**WHAT TO PRODUCE**
List all the lines in these records that hold "Days".

● ● ● ● ● ● ●

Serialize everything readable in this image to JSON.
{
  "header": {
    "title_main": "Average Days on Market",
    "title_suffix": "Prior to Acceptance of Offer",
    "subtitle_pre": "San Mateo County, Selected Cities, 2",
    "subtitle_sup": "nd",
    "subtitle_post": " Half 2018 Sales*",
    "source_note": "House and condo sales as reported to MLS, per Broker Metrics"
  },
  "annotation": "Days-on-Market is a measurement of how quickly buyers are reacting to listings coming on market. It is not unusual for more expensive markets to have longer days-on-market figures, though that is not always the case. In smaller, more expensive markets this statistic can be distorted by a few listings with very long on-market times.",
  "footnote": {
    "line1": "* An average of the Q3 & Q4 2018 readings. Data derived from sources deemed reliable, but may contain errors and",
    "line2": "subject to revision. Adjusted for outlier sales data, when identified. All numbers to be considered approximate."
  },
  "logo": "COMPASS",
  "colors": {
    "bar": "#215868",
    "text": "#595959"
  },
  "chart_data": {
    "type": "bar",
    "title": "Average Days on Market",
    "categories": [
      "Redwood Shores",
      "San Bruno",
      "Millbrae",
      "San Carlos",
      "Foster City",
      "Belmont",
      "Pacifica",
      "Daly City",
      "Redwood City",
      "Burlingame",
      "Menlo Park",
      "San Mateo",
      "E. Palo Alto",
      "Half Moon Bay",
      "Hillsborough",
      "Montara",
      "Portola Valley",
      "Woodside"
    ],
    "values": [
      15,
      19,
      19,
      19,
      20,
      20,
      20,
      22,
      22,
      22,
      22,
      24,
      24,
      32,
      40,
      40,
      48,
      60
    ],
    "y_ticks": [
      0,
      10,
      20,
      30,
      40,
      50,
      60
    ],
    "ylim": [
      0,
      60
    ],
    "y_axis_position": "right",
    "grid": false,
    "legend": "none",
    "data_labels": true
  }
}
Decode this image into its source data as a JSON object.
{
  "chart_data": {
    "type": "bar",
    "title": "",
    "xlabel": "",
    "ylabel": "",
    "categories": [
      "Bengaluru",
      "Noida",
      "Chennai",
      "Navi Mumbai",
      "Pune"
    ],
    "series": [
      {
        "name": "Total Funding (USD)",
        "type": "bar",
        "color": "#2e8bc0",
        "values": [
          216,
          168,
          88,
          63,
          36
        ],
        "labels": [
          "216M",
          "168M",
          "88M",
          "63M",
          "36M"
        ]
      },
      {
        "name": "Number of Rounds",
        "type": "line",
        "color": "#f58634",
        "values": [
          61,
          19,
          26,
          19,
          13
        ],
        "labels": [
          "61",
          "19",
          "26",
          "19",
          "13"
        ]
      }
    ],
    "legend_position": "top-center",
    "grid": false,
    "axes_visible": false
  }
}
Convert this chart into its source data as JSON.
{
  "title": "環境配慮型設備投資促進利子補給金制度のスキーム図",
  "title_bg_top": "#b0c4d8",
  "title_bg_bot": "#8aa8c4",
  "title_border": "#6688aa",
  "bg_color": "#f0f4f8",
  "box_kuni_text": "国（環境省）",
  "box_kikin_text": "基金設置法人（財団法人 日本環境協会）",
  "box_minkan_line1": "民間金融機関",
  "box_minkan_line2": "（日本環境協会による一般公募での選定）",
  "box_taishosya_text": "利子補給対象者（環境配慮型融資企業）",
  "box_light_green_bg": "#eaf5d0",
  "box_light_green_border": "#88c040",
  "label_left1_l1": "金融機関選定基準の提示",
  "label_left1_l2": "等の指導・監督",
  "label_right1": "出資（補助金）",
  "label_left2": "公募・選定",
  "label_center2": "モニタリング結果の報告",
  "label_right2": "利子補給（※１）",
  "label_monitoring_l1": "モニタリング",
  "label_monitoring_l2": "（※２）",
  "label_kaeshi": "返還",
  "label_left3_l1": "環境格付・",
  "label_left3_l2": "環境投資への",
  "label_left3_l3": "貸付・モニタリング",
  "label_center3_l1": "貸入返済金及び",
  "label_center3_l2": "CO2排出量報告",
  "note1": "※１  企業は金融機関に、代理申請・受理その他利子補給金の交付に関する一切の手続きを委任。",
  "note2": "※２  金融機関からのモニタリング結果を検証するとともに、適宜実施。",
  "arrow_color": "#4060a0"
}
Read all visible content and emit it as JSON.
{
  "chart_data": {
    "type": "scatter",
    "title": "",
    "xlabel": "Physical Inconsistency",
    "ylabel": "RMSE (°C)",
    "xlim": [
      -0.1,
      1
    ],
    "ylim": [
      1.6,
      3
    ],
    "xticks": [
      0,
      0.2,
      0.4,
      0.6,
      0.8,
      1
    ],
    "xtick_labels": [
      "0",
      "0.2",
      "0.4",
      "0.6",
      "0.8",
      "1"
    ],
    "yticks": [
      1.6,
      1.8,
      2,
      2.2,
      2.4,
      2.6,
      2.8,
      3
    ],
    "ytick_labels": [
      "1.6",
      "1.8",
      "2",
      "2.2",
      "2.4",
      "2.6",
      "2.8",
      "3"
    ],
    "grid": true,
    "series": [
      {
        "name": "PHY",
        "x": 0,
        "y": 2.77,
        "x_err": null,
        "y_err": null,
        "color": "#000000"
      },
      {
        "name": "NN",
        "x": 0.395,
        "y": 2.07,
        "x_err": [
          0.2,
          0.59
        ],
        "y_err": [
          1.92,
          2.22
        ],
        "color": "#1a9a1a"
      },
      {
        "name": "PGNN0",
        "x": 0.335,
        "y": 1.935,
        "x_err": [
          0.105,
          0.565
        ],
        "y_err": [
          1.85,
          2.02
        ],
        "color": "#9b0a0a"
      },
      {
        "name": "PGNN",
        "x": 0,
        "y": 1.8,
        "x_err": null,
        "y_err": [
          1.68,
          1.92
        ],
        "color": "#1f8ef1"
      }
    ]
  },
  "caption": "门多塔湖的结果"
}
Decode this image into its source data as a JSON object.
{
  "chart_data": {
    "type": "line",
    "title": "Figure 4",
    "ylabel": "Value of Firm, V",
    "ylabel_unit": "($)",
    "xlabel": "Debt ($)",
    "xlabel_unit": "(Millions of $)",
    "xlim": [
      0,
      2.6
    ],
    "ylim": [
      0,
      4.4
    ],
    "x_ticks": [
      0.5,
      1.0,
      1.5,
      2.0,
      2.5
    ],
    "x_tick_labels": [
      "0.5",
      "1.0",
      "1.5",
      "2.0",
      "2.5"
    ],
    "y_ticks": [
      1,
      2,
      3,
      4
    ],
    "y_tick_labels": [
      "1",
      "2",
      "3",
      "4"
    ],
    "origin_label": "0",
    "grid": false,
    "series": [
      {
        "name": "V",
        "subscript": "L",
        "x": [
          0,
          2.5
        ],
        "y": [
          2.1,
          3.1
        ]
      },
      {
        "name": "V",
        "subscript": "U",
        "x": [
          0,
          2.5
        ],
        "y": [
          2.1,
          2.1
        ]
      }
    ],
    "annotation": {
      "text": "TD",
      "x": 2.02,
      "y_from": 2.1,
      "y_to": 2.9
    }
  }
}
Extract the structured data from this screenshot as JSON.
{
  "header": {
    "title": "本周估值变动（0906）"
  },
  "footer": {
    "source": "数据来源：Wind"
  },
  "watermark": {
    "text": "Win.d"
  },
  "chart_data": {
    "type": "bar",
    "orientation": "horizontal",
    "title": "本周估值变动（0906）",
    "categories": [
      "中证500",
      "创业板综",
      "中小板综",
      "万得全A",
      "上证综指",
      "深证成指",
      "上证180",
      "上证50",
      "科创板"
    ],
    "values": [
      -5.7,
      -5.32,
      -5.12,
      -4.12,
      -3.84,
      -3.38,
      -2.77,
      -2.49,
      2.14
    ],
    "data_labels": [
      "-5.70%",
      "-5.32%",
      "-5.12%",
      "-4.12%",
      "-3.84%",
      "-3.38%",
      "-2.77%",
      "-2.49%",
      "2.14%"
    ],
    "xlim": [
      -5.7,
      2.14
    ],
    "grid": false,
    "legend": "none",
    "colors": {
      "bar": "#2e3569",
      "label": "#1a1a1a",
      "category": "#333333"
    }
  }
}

● ● ● ● ● ● ●

**SOLUTION FOR THIS TASK**
    "title_main": "Average Days on Market",
  "annotation": "Days-on-Market is a measurement of how quickly buyers are reacting to listings coming on market. It is not unusual for more expensive markets to have longer days-on-market figures, though that is not always the case. In smaller, more expensive markets this statistic can be distorted by a few listings with very long on-market times.",
    "title": "Average Days on Market",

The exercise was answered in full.